*Work required:*
Every entry below should be transcribed exactly; pictures stay out of the copy.

*Supplied material:*
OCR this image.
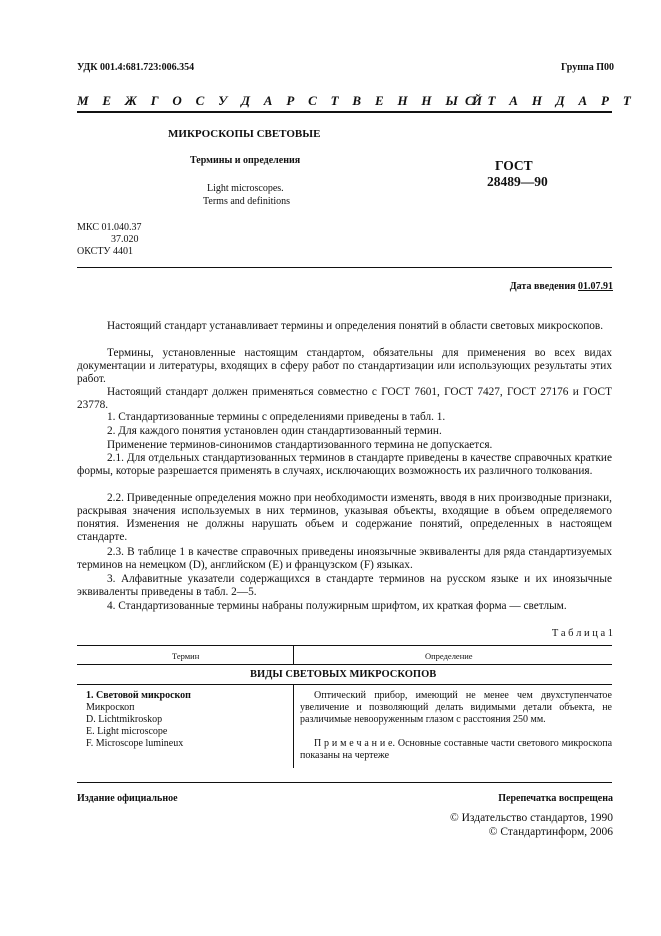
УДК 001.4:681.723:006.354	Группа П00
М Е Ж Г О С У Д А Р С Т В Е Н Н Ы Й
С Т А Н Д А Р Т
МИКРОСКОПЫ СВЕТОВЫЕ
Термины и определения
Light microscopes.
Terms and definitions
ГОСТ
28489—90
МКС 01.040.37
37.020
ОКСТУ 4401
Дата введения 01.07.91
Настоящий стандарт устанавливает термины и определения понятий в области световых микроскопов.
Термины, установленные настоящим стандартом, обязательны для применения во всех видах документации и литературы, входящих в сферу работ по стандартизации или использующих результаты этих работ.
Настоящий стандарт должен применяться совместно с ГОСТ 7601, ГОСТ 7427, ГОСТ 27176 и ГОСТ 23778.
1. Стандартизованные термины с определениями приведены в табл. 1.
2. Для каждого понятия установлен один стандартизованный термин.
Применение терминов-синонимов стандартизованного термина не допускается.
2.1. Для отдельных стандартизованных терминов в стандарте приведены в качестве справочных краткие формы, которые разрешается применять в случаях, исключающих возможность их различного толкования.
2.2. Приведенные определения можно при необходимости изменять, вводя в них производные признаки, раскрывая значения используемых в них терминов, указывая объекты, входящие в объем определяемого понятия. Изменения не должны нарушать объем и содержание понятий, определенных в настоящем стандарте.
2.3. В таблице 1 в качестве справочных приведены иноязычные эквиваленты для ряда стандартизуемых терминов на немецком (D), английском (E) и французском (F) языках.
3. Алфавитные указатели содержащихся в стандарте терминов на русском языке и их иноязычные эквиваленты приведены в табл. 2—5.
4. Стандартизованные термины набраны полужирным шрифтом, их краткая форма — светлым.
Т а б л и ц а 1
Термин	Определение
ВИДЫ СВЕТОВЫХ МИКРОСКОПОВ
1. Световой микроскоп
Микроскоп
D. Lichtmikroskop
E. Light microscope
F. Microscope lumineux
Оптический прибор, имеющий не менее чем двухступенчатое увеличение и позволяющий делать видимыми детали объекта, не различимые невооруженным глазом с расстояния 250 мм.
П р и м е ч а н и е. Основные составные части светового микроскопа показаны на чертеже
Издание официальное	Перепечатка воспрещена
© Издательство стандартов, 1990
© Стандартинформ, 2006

*Response:*
OCR this image.
УДК 001.4:681.723:006.354	Группа П00
М Е Ж Г О С У Д А Р С Т В Е Н Н Ы Й
С Т А Н Д А Р Т
МИКРОСКОПЫ СВЕТОВЫЕ
Термины и определения
Light microscopes.
Terms and definitions
ГОСТ
28489—90
МКС 01.040.37
37.020
ОКСТУ 4401
Дата введения 01.07.91
Настоящий стандарт устанавливает термины и определения понятий в области световых микроскопов.
Термины, установленные настоящим стандартом, обязательны для применения во всех видах документации и литературы, входящих в сферу работ по стандартизации или использующих результаты этих работ.
Настоящий стандарт должен применяться совместно с ГОСТ 7601, ГОСТ 7427, ГОСТ 27176 и ГОСТ 23778.
1. Стандартизованные термины с определениями приведены в табл. 1.
2. Для каждого понятия установлен один стандартизованный термин.
Применение терминов-синонимов стандартизованного термина не допускается.
2.1. Для отдельных стандартизованных терминов в стандарте приведены в качестве справочных краткие формы, которые разрешается применять в случаях, исключающих возможность их различного толкования.
2.2. Приведенные определения можно при необходимости изменять, вводя в них производные признаки, раскрывая значения используемых в них терминов, указывая объекты, входящие в объем определяемого понятия. Изменения не должны нарушать объем и содержание понятий, определенных в настоящем стандарте.
2.3. В таблице 1 в качестве справочных приведены иноязычные эквиваленты для ряда стандартизуемых терминов на немецком (D), английском (E) и французском (F) языках.
3. Алфавитные указатели содержащихся в стандарте терминов на русском языке и их иноязычные эквиваленты приведены в табл. 2—5.
4. Стандартизованные термины набраны полужирным шрифтом, их краткая форма — светлым.
Т а б л и ц а 1
Термин	Определение
ВИДЫ СВЕТОВЫХ МИКРОСКОПОВ
1. Световой микроскоп
Микроскоп
D. Lichtmikroskop
E. Light microscope
F. Microscope lumineux
Оптический прибор, имеющий не менее чем двухступенчатое увеличение и позволяющий делать видимыми детали объекта, не различимые невооруженным глазом с расстояния 250 мм.
П р и м е ч а н и е. Основные составные части светового микроскопа показаны на чертеже
Издание официальное	Перепечатка воспрещена
© Издательство стандартов, 1990
© Стандартинформ, 2006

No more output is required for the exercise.